TEXTO PARA REVISAR:
La Unión Internacional de Trabajadores de la Alimentación (UITA)
se mostró interesada en el proyecto y pasé dos días
con ellos escuchando sus experiencias, mirándonos a
los ojos, recogiendo cada detalle de estas dolorosas
historias y cada partícula del orgullo que emanaban
sus palabras.
José Luis estaba tendido en un catre en el patio de su casa.
Tenía 59 años, de los cuales 38 pasados trabajando
como jornalero en los cañaverales del Ingenio San
Antonio.
Me tomó la mano con sus dedos curtidos por el sol y el
trabajo, y me saludó con pocas y débiles palabras.
Tenía ganas de hablar, a pesar de su dificultad para
respirar y pronunciar las palabras.
Quería denunciar al mundo entero no sólo lo que le había
pasado a él, sino a los miles de compañeros y
compañeras que se habían enfermado con los
pesticidas.
Nombró de memoria los 33 lugares del Ingenio San Antonio
donde se encontraban las aguas contaminadas.

Filas de una colección de datos:
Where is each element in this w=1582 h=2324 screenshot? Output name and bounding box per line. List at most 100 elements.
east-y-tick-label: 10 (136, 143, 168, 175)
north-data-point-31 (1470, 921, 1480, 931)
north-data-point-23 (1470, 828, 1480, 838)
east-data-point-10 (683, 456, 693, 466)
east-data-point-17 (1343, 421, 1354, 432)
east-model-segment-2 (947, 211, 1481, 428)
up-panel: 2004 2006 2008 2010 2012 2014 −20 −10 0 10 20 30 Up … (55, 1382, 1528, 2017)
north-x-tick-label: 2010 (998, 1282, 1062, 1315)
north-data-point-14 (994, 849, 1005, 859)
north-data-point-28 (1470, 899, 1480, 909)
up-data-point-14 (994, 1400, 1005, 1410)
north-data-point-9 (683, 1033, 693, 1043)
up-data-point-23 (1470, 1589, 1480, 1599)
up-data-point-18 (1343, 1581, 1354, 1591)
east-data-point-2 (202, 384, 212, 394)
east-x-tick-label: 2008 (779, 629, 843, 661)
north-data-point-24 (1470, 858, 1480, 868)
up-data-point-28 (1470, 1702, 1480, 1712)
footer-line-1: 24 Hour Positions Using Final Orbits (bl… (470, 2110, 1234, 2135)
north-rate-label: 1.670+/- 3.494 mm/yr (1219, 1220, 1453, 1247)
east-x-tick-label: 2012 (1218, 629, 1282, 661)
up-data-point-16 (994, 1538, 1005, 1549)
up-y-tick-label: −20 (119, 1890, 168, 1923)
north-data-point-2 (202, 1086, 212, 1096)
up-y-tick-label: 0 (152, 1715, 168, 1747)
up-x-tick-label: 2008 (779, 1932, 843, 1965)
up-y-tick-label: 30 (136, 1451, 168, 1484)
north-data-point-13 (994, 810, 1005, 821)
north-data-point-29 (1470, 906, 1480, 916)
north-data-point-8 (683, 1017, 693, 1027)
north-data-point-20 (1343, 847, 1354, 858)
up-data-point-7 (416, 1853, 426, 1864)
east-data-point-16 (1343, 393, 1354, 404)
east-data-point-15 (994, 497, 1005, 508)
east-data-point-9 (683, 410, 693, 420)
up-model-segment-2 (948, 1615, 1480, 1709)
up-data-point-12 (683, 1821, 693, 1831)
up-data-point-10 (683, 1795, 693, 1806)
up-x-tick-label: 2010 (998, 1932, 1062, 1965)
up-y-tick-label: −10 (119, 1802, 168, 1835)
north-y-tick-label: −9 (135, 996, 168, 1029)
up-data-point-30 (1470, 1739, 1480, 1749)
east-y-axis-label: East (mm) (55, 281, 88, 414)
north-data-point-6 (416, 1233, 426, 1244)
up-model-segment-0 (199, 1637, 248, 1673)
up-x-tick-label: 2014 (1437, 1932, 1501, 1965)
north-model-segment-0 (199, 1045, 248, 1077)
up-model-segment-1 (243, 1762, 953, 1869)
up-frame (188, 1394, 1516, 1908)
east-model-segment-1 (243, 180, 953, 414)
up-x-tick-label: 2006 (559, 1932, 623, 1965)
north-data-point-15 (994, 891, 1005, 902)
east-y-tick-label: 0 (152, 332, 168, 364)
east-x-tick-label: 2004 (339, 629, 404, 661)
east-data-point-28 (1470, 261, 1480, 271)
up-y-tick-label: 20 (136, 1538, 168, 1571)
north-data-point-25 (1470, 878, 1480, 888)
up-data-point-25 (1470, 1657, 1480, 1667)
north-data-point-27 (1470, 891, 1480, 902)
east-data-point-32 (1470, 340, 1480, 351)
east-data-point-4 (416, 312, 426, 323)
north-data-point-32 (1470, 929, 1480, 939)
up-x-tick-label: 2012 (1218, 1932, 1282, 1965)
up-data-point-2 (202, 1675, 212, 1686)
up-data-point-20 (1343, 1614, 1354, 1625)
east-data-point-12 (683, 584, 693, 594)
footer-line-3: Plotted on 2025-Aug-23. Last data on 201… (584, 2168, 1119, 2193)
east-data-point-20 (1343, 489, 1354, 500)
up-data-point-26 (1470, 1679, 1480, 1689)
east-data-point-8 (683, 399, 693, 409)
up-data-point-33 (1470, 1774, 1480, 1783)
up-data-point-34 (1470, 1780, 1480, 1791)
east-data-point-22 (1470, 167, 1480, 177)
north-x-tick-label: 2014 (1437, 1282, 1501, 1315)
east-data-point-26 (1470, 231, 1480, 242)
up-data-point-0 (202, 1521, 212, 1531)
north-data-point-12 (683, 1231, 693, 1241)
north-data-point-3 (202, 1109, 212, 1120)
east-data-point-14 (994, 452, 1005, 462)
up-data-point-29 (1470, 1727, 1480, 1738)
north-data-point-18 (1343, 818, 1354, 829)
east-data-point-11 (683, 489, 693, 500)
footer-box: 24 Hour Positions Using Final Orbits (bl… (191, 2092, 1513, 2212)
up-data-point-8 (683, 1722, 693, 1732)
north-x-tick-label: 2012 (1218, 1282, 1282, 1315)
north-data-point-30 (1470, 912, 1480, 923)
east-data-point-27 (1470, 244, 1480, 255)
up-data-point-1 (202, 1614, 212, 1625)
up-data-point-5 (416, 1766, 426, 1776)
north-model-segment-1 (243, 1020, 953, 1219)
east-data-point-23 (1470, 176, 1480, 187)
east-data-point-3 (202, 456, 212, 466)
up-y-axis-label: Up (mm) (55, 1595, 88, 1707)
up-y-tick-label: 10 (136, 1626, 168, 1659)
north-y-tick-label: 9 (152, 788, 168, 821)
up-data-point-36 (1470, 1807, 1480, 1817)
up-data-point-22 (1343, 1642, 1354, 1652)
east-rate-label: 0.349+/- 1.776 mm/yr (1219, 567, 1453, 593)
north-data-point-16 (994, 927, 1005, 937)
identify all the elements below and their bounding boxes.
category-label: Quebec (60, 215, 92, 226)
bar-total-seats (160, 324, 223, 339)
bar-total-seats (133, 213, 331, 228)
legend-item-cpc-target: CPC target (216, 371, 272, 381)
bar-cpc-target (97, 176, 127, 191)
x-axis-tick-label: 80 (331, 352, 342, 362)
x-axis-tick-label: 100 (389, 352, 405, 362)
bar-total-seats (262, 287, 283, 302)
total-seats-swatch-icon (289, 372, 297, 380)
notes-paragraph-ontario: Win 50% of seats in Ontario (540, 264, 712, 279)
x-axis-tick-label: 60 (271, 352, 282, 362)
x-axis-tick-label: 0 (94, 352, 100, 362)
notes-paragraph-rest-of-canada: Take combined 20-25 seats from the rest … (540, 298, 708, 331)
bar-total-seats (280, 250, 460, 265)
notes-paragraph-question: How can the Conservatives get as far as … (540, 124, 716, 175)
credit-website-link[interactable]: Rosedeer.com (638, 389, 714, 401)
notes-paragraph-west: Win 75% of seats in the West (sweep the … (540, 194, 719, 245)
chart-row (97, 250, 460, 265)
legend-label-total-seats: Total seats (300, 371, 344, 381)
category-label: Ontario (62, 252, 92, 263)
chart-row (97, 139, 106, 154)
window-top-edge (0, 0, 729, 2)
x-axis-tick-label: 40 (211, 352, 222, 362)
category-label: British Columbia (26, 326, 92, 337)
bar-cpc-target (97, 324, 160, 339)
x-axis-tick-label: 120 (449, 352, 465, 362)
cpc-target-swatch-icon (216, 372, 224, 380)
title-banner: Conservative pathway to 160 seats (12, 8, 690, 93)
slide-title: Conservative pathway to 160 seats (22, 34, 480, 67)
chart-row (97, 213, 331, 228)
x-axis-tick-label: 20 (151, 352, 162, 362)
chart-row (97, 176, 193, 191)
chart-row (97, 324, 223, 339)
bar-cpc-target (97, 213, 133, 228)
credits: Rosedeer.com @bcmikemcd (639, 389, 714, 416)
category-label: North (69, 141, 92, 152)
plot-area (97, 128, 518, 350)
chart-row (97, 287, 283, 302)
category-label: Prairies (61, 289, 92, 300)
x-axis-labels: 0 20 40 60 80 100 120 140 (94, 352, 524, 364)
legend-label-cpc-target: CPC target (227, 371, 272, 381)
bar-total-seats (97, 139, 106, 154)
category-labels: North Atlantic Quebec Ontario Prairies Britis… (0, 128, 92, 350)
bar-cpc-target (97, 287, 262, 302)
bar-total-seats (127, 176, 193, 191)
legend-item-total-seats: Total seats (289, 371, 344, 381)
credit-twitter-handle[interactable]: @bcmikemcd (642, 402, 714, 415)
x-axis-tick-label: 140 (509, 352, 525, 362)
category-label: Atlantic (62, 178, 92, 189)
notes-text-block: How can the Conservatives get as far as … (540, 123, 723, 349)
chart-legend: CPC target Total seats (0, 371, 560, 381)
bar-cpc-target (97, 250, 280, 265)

TAREA PENDIENTE:
Extrae literalmente del texto sobre José Luis y el Ingenio San Antonio el fragmento que empieza con "Tenía 59 años, de" y sigue hasta "pesticidas.".

RESPUESTA:
Tenía 59 años, de los cuales 38 pasados trabajando
como jornalero en los cañaverales del Ingenio San
Antonio.
Me tomó la mano con sus dedos curtidos por el sol y el
trabajo, y me saludó con pocas y débiles palabras.
Tenía ganas de hablar, a pesar de su dificultad para
respirar y pronunciar las palabras.
Quería denunciar al mundo entero no sólo lo que le había
pasado a él, sino a los miles de compañeros y
compañeras que se habían enfermado con los
pesticidas.